◆ AIM OF THE TASK: Below is a listing; reproduce each line of it exactly.
--- start ---
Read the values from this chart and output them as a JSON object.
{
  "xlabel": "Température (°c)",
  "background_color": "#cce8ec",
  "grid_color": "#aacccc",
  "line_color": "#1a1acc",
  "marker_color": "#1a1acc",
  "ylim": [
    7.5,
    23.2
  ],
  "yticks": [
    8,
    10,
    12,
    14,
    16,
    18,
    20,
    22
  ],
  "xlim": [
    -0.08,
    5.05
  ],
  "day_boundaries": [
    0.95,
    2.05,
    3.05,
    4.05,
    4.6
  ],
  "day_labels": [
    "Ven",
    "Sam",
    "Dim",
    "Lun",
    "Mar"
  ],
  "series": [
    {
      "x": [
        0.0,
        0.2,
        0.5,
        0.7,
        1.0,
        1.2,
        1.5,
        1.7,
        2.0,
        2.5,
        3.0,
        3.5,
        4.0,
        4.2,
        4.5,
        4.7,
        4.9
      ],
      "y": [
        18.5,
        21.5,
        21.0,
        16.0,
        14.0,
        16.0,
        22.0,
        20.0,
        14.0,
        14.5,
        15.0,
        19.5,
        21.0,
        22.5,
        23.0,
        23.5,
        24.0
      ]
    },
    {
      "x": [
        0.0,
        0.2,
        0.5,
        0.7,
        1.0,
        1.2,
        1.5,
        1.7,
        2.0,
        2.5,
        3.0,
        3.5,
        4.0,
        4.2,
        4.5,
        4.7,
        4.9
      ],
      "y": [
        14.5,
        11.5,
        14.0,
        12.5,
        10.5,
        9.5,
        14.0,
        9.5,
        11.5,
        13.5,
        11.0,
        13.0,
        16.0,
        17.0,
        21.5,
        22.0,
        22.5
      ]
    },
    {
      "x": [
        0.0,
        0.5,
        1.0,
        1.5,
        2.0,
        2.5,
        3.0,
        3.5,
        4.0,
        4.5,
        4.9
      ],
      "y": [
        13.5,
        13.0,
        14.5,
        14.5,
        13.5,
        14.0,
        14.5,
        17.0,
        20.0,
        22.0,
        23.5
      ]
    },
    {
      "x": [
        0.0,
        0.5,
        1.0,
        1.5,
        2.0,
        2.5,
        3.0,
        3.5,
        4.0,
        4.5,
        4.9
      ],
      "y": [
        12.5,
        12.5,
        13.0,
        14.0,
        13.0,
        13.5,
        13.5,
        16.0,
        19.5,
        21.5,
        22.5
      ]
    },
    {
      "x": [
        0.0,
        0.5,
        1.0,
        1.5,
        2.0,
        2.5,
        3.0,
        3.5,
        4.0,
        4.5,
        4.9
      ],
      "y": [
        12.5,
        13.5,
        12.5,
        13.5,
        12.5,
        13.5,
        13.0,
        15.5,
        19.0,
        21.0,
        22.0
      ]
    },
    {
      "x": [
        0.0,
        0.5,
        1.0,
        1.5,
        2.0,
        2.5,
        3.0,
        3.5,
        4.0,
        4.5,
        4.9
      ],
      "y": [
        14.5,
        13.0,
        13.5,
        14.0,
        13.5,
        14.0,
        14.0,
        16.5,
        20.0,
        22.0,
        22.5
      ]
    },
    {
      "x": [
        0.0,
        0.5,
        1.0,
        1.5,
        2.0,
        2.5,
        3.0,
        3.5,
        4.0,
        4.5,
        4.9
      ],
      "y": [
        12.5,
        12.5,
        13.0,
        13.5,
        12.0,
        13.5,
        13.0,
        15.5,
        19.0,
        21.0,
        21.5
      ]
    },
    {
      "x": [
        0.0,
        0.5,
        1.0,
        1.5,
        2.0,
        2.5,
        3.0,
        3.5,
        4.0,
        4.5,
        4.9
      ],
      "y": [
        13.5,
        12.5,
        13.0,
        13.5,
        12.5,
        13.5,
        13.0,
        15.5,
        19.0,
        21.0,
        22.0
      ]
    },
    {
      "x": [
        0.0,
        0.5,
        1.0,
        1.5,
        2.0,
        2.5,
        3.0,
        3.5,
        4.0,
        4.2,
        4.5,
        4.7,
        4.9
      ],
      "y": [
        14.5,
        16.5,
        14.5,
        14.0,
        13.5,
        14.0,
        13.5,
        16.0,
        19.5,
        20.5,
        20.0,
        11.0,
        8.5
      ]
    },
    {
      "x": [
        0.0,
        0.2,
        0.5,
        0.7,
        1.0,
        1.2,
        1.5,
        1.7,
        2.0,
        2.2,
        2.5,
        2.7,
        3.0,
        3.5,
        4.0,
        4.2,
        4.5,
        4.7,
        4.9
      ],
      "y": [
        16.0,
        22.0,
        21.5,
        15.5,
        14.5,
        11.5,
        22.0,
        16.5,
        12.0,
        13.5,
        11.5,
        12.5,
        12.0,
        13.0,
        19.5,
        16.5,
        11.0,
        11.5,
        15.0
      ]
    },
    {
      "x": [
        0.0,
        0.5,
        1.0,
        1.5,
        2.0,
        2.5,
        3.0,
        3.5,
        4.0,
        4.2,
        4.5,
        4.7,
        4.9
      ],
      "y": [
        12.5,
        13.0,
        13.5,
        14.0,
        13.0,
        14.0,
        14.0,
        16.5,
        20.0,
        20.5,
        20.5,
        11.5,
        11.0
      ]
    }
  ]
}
--- end ---
◆ FINAL RESULT:
Read the values from this chart and output them as a JSON object.
{
  "xlabel": "Température (°c)",
  "background_color": "#cce8ec",
  "grid_color": "#aacccc",
  "line_color": "#1a1acc",
  "marker_color": "#1a1acc",
  "ylim": [
    7.5,
    23.2
  ],
  "yticks": [
    8,
    10,
    12,
    14,
    16,
    18,
    20,
    22
  ],
  "xlim": [
    -0.08,
    5.05
  ],
  "day_boundaries": [
    0.95,
    2.05,
    3.05,
    4.05,
    4.6
  ],
  "day_labels": [
    "Ven",
    "Sam",
    "Dim",
    "Lun",
    "Mar"
  ],
  "series": [
    {
      "x": [
        0.0,
        0.2,
        0.5,
        0.7,
        1.0,
        1.2,
        1.5,
        1.7,
        2.0,
        2.5,
        3.0,
        3.5,
        4.0,
        4.2,
        4.5,
        4.7,
        4.9
      ],
      "y": [
        18.5,
        21.5,
        21.0,
        16.0,
        14.0,
        16.0,
        22.0,
        20.0,
        14.0,
        14.5,
        15.0,
        19.5,
        21.0,
        22.5,
        23.0,
        23.5,
        24.0
      ]
    },
    {
      "x": [
        0.0,
        0.2,
        0.5,
        0.7,
        1.0,
        1.2,
        1.5,
        1.7,
        2.0,
        2.5,
        3.0,
        3.5,
        4.0,
        4.2,
        4.5,
        4.7,
        4.9
      ],
      "y": [
        14.5,
        11.5,
        14.0,
        12.5,
        10.5,
        9.5,
        14.0,
        9.5,
        11.5,
        13.5,
        11.0,
        13.0,
        16.0,
        17.0,
        21.5,
        22.0,
        22.5
      ]
    },
    {
      "x": [
        0.0,
        0.5,
        1.0,
        1.5,
        2.0,
        2.5,
        3.0,
        3.5,
        4.0,
        4.5,
        4.9
      ],
      "y": [
        13.5,
        13.0,
        14.5,
        14.5,
        13.5,
        14.0,
        14.5,
        17.0,
        20.0,
        22.0,
        23.5
      ]
    },
    {
      "x": [
        0.0,
        0.5,
        1.0,
        1.5,
        2.0,
        2.5,
        3.0,
        3.5,
        4.0,
        4.5,
        4.9
      ],
      "y": [
        12.5,
        12.5,
        13.0,
        14.0,
        13.0,
        13.5,
        13.5,
        16.0,
        19.5,
        21.5,
        22.5
      ]
    },
    {
      "x": [
        0.0,
        0.5,
        1.0,
        1.5,
        2.0,
        2.5,
        3.0,
        3.5,
        4.0,
        4.5,
        4.9
      ],
      "y": [
        12.5,
        13.5,
        12.5,
        13.5,
        12.5,
        13.5,
        13.0,
        15.5,
        19.0,
        21.0,
        22.0
      ]
    },
    {
      "x": [
        0.0,
        0.5,
        1.0,
        1.5,
        2.0,
        2.5,
        3.0,
        3.5,
        4.0,
        4.5,
        4.9
      ],
      "y": [
        14.5,
        13.0,
        13.5,
        14.0,
        13.5,
        14.0,
        14.0,
        16.5,
        20.0,
        22.0,
        22.5
      ]
    },
    {
      "x": [
        0.0,
        0.5,
        1.0,
        1.5,
        2.0,
        2.5,
        3.0,
        3.5,
        4.0,
        4.5,
        4.9
      ],
      "y": [
        12.5,
        12.5,
        13.0,
        13.5,
        12.0,
        13.5,
        13.0,
        15.5,
        19.0,
        21.0,
        21.5
      ]
    },
    {
      "x": [
        0.0,
        0.5,
        1.0,
        1.5,
        2.0,
        2.5,
        3.0,
        3.5,
        4.0,
        4.5,
        4.9
      ],
      "y": [
        13.5,
        12.5,
        13.0,
        13.5,
        12.5,
        13.5,
        13.0,
        15.5,
        19.0,
        21.0,
        22.0
      ]
    },
    {
      "x": [
        0.0,
        0.5,
        1.0,
        1.5,
        2.0,
        2.5,
        3.0,
        3.5,
        4.0,
        4.2,
        4.5,
        4.7,
        4.9
      ],
      "y": [
        14.5,
        16.5,
        14.5,
        14.0,
        13.5,
        14.0,
        13.5,
        16.0,
        19.5,
        20.5,
        20.0,
        11.0,
        8.5
      ]
    },
    {
      "x": [
        0.0,
        0.2,
        0.5,
        0.7,
        1.0,
        1.2,
        1.5,
        1.7,
        2.0,
        2.2,
        2.5,
        2.7,
        3.0,
        3.5,
        4.0,
        4.2,
        4.5,
        4.7,
        4.9
      ],
      "y": [
        16.0,
        22.0,
        21.5,
        15.5,
        14.5,
        11.5,
        22.0,
        16.5,
        12.0,
        13.5,
        11.5,
        12.5,
        12.0,
        13.0,
        19.5,
        16.5,
        11.0,
        11.5,
        15.0
      ]
    },
    {
      "x": [
        0.0,
        0.5,
        1.0,
        1.5,
        2.0,
        2.5,
        3.0,
        3.5,
        4.0,
        4.2,
        4.5,
        4.7,
        4.9
      ],
      "y": [
        12.5,
        13.0,
        13.5,
        14.0,
        13.0,
        14.0,
        14.0,
        16.5,
        20.0,
        20.5,
        20.5,
        11.5,
        11.0
      ]
    }
  ]
}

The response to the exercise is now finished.